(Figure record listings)
+---+

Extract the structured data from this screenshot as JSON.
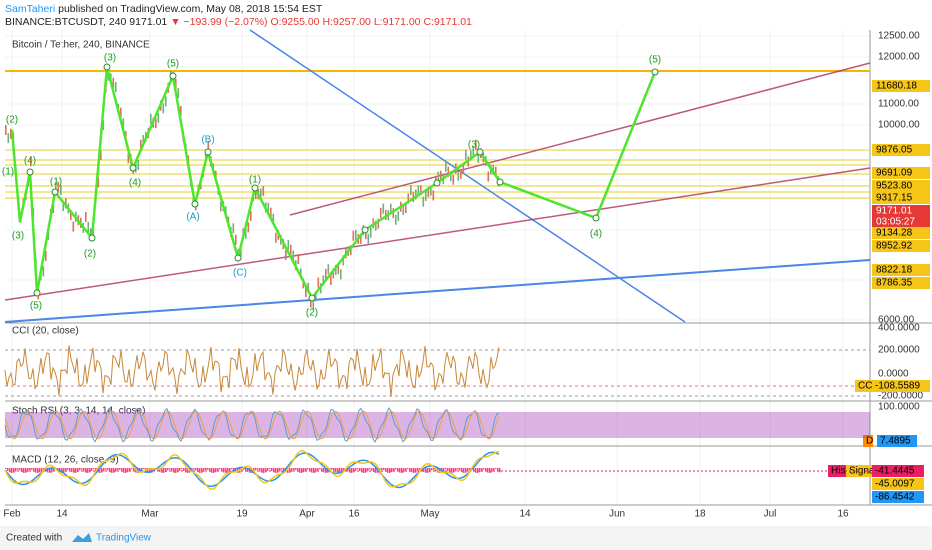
{
  "header": {
    "author": "SamTaheri",
    "published": "published on TradingView.com, May 08, 2018 15:54 EST",
    "symbol": "BINANCE:BTCUSDT, 240",
    "last": "9171.01",
    "change": "▼ −193.99 (−2.07%)",
    "ohlc": "O:9255.00 H:9257.00 L:9171.00 C:9171.01"
  },
  "main_panel": {
    "title": "Bitcoin / Tether, 240, BINANCE",
    "price_ticks": [
      "12500.00",
      "12000.00",
      "11000.00",
      "10000.00",
      "6000.00"
    ],
    "price_badges": [
      {
        "text": "11680.18",
        "color": "#f5c518"
      },
      {
        "text": "9876.05",
        "color": "#f5c518"
      },
      {
        "text": "9691.09",
        "color": "#f5c518"
      },
      {
        "text": "9523.80",
        "color": "#f5c518"
      },
      {
        "text": "9317.15",
        "color": "#f5c518"
      },
      {
        "text": "9171.01",
        "color": "#e53935"
      },
      {
        "text": "03:05:27",
        "color": "#e53935"
      },
      {
        "text": "9134.28",
        "color": "#f5c518"
      },
      {
        "text": "8952.92",
        "color": "#f5c518"
      },
      {
        "text": "8822.18",
        "color": "#f5c518"
      },
      {
        "text": "8786.35",
        "color": "#f5c518"
      }
    ],
    "wave_labels": [
      "(2)",
      "(4)",
      "(1)",
      "(3)",
      "(5)",
      "(1)",
      "(2)",
      "(3)",
      "(4)",
      "(5)",
      "(B)",
      "(A)",
      "(1)",
      "(C)",
      "(2)",
      "(3)",
      "(4)",
      "(5)"
    ]
  },
  "indicators": [
    {
      "title": "CCI (20, close)",
      "ticks": [
        "400.0000",
        "200.0000",
        "0.0000",
        "-200.0000"
      ],
      "badges": [
        {
          "text": "CCI",
          "color": "#f5c518"
        },
        {
          "text": "-108.5589",
          "color": "#f5c518"
        }
      ]
    },
    {
      "title": "Stoch RSI (3, 3, 14, 14, close)",
      "ticks": [
        "100.0000"
      ],
      "badges": [
        {
          "text": "D",
          "color": "#ff8c00"
        },
        {
          "text": "7.4895",
          "color": "#2196f3"
        }
      ]
    },
    {
      "title": "MACD (12, 26, close, 9)",
      "ticks": [],
      "badges": [
        {
          "text": "His",
          "color": "#e91e63"
        },
        {
          "text": "Signal",
          "color": "#f5c518"
        },
        {
          "text": "-41.4445",
          "color": "#e91e63"
        },
        {
          "text": "-45.0097",
          "color": "#f5c518"
        },
        {
          "text": "-86.4542",
          "color": "#2196f3"
        }
      ]
    }
  ],
  "date_labels": [
    "Feb",
    "14",
    "Mar",
    "19",
    "Apr",
    "16",
    "May",
    "14",
    "Jun",
    "18",
    "Jul",
    "16"
  ],
  "footer": {
    "created": "Created with",
    "brand": "TradingView"
  }
}
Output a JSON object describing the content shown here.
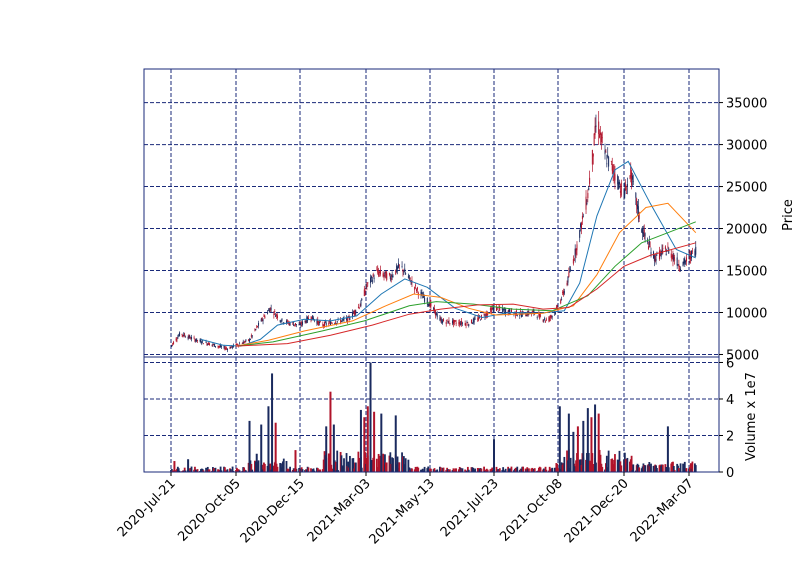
{
  "chart_data": {
    "type": "candlestick",
    "x_tick_labels": [
      "2020-Jul-21",
      "2020-Oct-05",
      "2020-Dec-15",
      "2021-Mar-03",
      "2021-May-13",
      "2021-Jul-23",
      "2021-Oct-08",
      "2021-Dec-20",
      "2022-Mar-07"
    ],
    "date_range": [
      "2020-Jul-21",
      "2022-Mar-15"
    ],
    "colors": {
      "up": "#1a2a5e",
      "down": "#b0132a",
      "grid": "#1a2a7a",
      "frame": "#1a2a7a",
      "mav": [
        "#1f77b4",
        "#ff7f0e",
        "#2ca02c",
        "#d62728"
      ]
    },
    "price_panel": {
      "ylabel": "Price",
      "ylim": [
        4700,
        39000
      ],
      "yticks": [
        5000,
        10000,
        15000,
        20000,
        25000,
        30000,
        35000
      ],
      "grid": true,
      "close_path": [
        [
          "2020-07-21",
          6000
        ],
        [
          "2020-08-01",
          7500
        ],
        [
          "2020-08-20",
          6700
        ],
        [
          "2020-09-10",
          6100
        ],
        [
          "2020-09-25",
          5700
        ],
        [
          "2020-10-05",
          6100
        ],
        [
          "2020-10-20",
          6700
        ],
        [
          "2020-10-30",
          8500
        ],
        [
          "2020-11-12",
          10500
        ],
        [
          "2020-11-25",
          9000
        ],
        [
          "2020-12-05",
          8700
        ],
        [
          "2020-12-15",
          8500
        ],
        [
          "2020-12-28",
          9500
        ],
        [
          "2021-01-10",
          8500
        ],
        [
          "2021-01-25",
          8900
        ],
        [
          "2021-02-10",
          9200
        ],
        [
          "2021-02-25",
          11000
        ],
        [
          "2021-03-03",
          13000
        ],
        [
          "2021-03-15",
          14800
        ],
        [
          "2021-03-30",
          14200
        ],
        [
          "2021-04-10",
          15600
        ],
        [
          "2021-04-20",
          14000
        ],
        [
          "2021-04-30",
          12500
        ],
        [
          "2021-05-13",
          11000
        ],
        [
          "2021-05-25",
          9000
        ],
        [
          "2021-06-10",
          8800
        ],
        [
          "2021-06-25",
          8700
        ],
        [
          "2021-07-10",
          9500
        ],
        [
          "2021-07-23",
          10500
        ],
        [
          "2021-08-05",
          10200
        ],
        [
          "2021-08-25",
          9800
        ],
        [
          "2021-09-10",
          10000
        ],
        [
          "2021-09-25",
          9000
        ],
        [
          "2021-10-08",
          10500
        ],
        [
          "2021-10-18",
          13500
        ],
        [
          "2021-10-28",
          17500
        ],
        [
          "2021-11-10",
          24000
        ],
        [
          "2021-11-20",
          33000
        ],
        [
          "2021-11-28",
          29000
        ],
        [
          "2021-12-08",
          27000
        ],
        [
          "2021-12-20",
          24000
        ],
        [
          "2021-12-28",
          26500
        ],
        [
          "2022-01-10",
          20000
        ],
        [
          "2022-01-25",
          16500
        ],
        [
          "2022-02-10",
          17500
        ],
        [
          "2022-02-25",
          15500
        ],
        [
          "2022-03-07",
          16500
        ],
        [
          "2022-03-15",
          17500
        ]
      ],
      "mav": [
        {
          "window": "short",
          "points": [
            [
              "2020-08-25",
              6800
            ],
            [
              "2020-09-20",
              6100
            ],
            [
              "2020-10-10",
              6000
            ],
            [
              "2020-11-01",
              6800
            ],
            [
              "2020-11-20",
              8500
            ],
            [
              "2020-12-20",
              9200
            ],
            [
              "2021-01-20",
              9000
            ],
            [
              "2021-02-20",
              9600
            ],
            [
              "2021-03-20",
              12200
            ],
            [
              "2021-04-15",
              14000
            ],
            [
              "2021-05-10",
              13000
            ],
            [
              "2021-06-10",
              10500
            ],
            [
              "2021-07-10",
              9400
            ],
            [
              "2021-08-10",
              10000
            ],
            [
              "2021-09-15",
              9900
            ],
            [
              "2021-10-15",
              10200
            ],
            [
              "2021-11-01",
              13500
            ],
            [
              "2021-11-20",
              21500
            ],
            [
              "2021-12-10",
              27000
            ],
            [
              "2021-12-25",
              28000
            ],
            [
              "2022-01-20",
              23000
            ],
            [
              "2022-02-20",
              17500
            ],
            [
              "2022-03-15",
              16500
            ]
          ]
        },
        {
          "window": "medium",
          "points": [
            [
              "2020-10-05",
              6000
            ],
            [
              "2020-11-10",
              6700
            ],
            [
              "2020-12-20",
              7800
            ],
            [
              "2021-02-15",
              9000
            ],
            [
              "2021-03-25",
              10800
            ],
            [
              "2021-04-25",
              12200
            ],
            [
              "2021-05-25",
              11800
            ],
            [
              "2021-06-25",
              10500
            ],
            [
              "2021-07-25",
              9700
            ],
            [
              "2021-09-20",
              9900
            ],
            [
              "2021-10-25",
              10800
            ],
            [
              "2021-11-20",
              14500
            ],
            [
              "2021-12-15",
              19500
            ],
            [
              "2022-01-15",
              22500
            ],
            [
              "2022-02-10",
              23000
            ],
            [
              "2022-03-15",
              19500
            ]
          ]
        },
        {
          "window": "long",
          "points": [
            [
              "2020-10-05",
              6000
            ],
            [
              "2020-11-15",
              6500
            ],
            [
              "2021-01-10",
              7800
            ],
            [
              "2021-03-01",
              9000
            ],
            [
              "2021-04-20",
              10800
            ],
            [
              "2021-05-20",
              11300
            ],
            [
              "2021-06-30",
              11000
            ],
            [
              "2021-08-15",
              10400
            ],
            [
              "2021-10-01",
              10200
            ],
            [
              "2021-11-10",
              12000
            ],
            [
              "2021-12-10",
              15500
            ],
            [
              "2022-01-10",
              18300
            ],
            [
              "2022-02-10",
              19500
            ],
            [
              "2022-03-15",
              20800
            ]
          ]
        },
        {
          "window": "longest",
          "points": [
            [
              "2020-10-05",
              6000
            ],
            [
              "2020-12-01",
              6300
            ],
            [
              "2021-01-20",
              7300
            ],
            [
              "2021-03-10",
              8500
            ],
            [
              "2021-04-20",
              9800
            ],
            [
              "2021-05-25",
              10400
            ],
            [
              "2021-07-05",
              10900
            ],
            [
              "2021-08-15",
              11000
            ],
            [
              "2021-09-20",
              10400
            ],
            [
              "2021-10-20",
              10600
            ],
            [
              "2021-11-20",
              12800
            ],
            [
              "2021-12-20",
              15500
            ],
            [
              "2022-01-20",
              16800
            ],
            [
              "2022-03-15",
              18300
            ]
          ]
        }
      ]
    },
    "volume_panel": {
      "ylabel": "Volume x 1e7",
      "ylim": [
        0,
        6.3
      ],
      "yticks": [
        0,
        2,
        4,
        6
      ],
      "grid": true,
      "spikes": [
        [
          "2020-07-25",
          0.6,
          "down"
        ],
        [
          "2020-08-10",
          0.7,
          "up"
        ],
        [
          "2020-10-20",
          2.8,
          "up"
        ],
        [
          "2020-10-28",
          1.0,
          "up"
        ],
        [
          "2020-11-02",
          2.6,
          "up"
        ],
        [
          "2020-11-10",
          3.6,
          "up"
        ],
        [
          "2020-11-14",
          5.4,
          "up"
        ],
        [
          "2020-11-18",
          2.7,
          "down"
        ],
        [
          "2020-12-10",
          1.2,
          "down"
        ],
        [
          "2021-01-15",
          2.5,
          "up"
        ],
        [
          "2021-01-20",
          4.4,
          "down"
        ],
        [
          "2021-01-24",
          2.6,
          "up"
        ],
        [
          "2021-02-25",
          3.4,
          "up"
        ],
        [
          "2021-03-01",
          3.0,
          "down"
        ],
        [
          "2021-03-05",
          3.6,
          "down"
        ],
        [
          "2021-03-08",
          6.0,
          "up"
        ],
        [
          "2021-03-12",
          3.3,
          "down"
        ],
        [
          "2021-03-20",
          3.2,
          "up"
        ],
        [
          "2021-04-05",
          3.1,
          "up"
        ],
        [
          "2021-07-23",
          1.8,
          "up"
        ],
        [
          "2021-10-10",
          3.6,
          "up"
        ],
        [
          "2021-10-20",
          3.2,
          "up"
        ],
        [
          "2021-10-25",
          2.2,
          "up"
        ],
        [
          "2021-10-30",
          2.5,
          "down"
        ],
        [
          "2021-11-05",
          2.8,
          "up"
        ],
        [
          "2021-11-10",
          3.5,
          "up"
        ],
        [
          "2021-11-14",
          3.0,
          "down"
        ],
        [
          "2021-11-18",
          3.7,
          "up"
        ],
        [
          "2021-11-22",
          3.2,
          "down"
        ],
        [
          "2022-02-10",
          2.5,
          "up"
        ]
      ]
    }
  }
}
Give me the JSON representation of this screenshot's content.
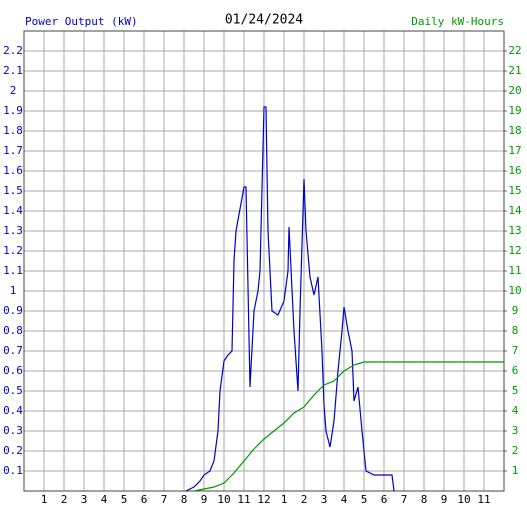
{
  "chart_data": {
    "type": "line",
    "title": "01/24/2024",
    "ylabel": "Power Output (kW)",
    "y2label": "Daily kW-Hours",
    "xlim": [
      0,
      24
    ],
    "xticks": [
      1,
      2,
      3,
      4,
      5,
      6,
      7,
      8,
      9,
      10,
      11,
      12,
      {
        "value": 13,
        "label": "1"
      },
      {
        "value": 14,
        "label": "2"
      },
      {
        "value": 15,
        "label": "3"
      },
      {
        "value": 16,
        "label": "4"
      },
      {
        "value": 17,
        "label": "5"
      },
      {
        "value": 18,
        "label": "6"
      },
      {
        "value": 19,
        "label": "7"
      },
      {
        "value": 20,
        "label": "8"
      },
      {
        "value": 21,
        "label": "9"
      },
      {
        "value": 22,
        "label": "10"
      },
      {
        "value": 23,
        "label": "11"
      }
    ],
    "ylim": [
      0,
      2.3
    ],
    "yticks": [
      0.1,
      0.2,
      0.3,
      0.4,
      0.5,
      0.6,
      0.7,
      0.8,
      0.9,
      1.0,
      1.1,
      1.2,
      1.3,
      1.4,
      1.5,
      1.6,
      1.7,
      1.8,
      1.9,
      2.0,
      2.1,
      2.2
    ],
    "y2lim": [
      0,
      23
    ],
    "y2ticks": [
      1,
      2,
      3,
      4,
      5,
      6,
      7,
      8,
      9,
      10,
      11,
      12,
      13,
      14,
      15,
      16,
      17,
      18,
      19,
      20,
      21,
      22
    ],
    "grid": true,
    "series": [
      {
        "name": "Power Output (kW)",
        "color": "#0000cc",
        "x": [
          8.1,
          8.5,
          8.8,
          9.0,
          9.3,
          9.5,
          9.7,
          9.8,
          10.0,
          10.2,
          10.4,
          10.5,
          10.6,
          11.0,
          11.1,
          11.3,
          11.5,
          11.7,
          11.8,
          12.0,
          12.1,
          12.2,
          12.4,
          12.7,
          13.0,
          13.2,
          13.25,
          13.5,
          13.7,
          13.8,
          14.0,
          14.1,
          14.3,
          14.5,
          14.7,
          14.9,
          15.0,
          15.1,
          15.3,
          15.5,
          15.7,
          15.9,
          16.0,
          16.2,
          16.4,
          16.5,
          16.7,
          16.9,
          17.0,
          17.1,
          17.5,
          18.4,
          18.5
        ],
        "values": [
          0,
          0.02,
          0.05,
          0.08,
          0.1,
          0.15,
          0.3,
          0.5,
          0.65,
          0.68,
          0.7,
          1.15,
          1.3,
          1.52,
          1.52,
          0.52,
          0.9,
          1.0,
          1.1,
          1.92,
          1.92,
          1.3,
          0.9,
          0.88,
          0.95,
          1.1,
          1.32,
          0.8,
          0.5,
          0.9,
          1.56,
          1.3,
          1.07,
          0.98,
          1.07,
          0.7,
          0.43,
          0.3,
          0.22,
          0.35,
          0.6,
          0.8,
          0.92,
          0.8,
          0.7,
          0.45,
          0.52,
          0.3,
          0.2,
          0.1,
          0.08,
          0.08,
          0
        ]
      },
      {
        "name": "Daily kW-Hours",
        "color": "#009900",
        "axis": "y2",
        "x": [
          8.5,
          9.0,
          9.5,
          10.0,
          10.5,
          11.0,
          11.5,
          12.0,
          12.5,
          13.0,
          13.5,
          14.0,
          14.5,
          15.0,
          15.5,
          16.0,
          16.5,
          17.0,
          24.0
        ],
        "values": [
          0,
          0.1,
          0.2,
          0.4,
          0.9,
          1.5,
          2.1,
          2.6,
          3.0,
          3.4,
          3.9,
          4.2,
          4.8,
          5.3,
          5.5,
          6.0,
          6.3,
          6.45,
          6.45
        ]
      }
    ]
  }
}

+---+

# [WRITTEN PROBLEM]
Exactly how many lines in the data above contain the word "name"? Respond with the number and nothing more.

# [FULL ANSWER]
2